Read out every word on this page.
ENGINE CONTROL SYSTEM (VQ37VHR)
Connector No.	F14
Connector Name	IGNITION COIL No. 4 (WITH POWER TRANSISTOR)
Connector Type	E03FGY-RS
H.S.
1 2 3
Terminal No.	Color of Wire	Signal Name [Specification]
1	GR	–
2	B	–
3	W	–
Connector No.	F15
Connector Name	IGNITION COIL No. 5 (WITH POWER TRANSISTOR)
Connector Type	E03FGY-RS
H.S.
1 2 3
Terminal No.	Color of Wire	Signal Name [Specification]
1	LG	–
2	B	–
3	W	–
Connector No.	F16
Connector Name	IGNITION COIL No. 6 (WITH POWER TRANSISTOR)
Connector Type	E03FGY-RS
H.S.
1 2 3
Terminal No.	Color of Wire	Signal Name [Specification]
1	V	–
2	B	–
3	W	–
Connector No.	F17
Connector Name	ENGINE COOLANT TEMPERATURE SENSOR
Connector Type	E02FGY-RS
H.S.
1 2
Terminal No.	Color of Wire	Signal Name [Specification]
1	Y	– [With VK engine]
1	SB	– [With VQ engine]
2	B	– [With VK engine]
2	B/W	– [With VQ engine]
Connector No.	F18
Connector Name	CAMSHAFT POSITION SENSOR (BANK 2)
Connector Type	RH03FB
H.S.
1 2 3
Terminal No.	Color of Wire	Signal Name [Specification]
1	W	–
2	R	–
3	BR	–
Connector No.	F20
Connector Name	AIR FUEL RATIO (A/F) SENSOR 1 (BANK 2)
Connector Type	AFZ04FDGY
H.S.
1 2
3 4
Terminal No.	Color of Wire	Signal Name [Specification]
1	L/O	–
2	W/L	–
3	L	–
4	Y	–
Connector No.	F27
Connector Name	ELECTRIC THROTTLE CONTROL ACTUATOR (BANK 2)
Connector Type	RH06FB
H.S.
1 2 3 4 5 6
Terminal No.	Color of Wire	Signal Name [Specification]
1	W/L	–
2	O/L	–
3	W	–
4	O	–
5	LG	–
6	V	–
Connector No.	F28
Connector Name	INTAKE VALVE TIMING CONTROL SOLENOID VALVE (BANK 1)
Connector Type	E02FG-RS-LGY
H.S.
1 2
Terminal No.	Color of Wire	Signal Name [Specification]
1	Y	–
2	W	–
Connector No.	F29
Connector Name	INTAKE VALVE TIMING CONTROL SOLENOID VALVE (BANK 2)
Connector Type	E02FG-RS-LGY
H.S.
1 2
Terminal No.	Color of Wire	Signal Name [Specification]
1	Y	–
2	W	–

:::::

Scan the material above. Return every line containing the string "COIL".

Connector Name	IGNITION COIL No. 4 (WITH POWER TRANSISTOR)
Connector Name	IGNITION COIL No. 5 (WITH POWER TRANSISTOR)
Connector Name	IGNITION COIL No. 6 (WITH POWER TRANSISTOR)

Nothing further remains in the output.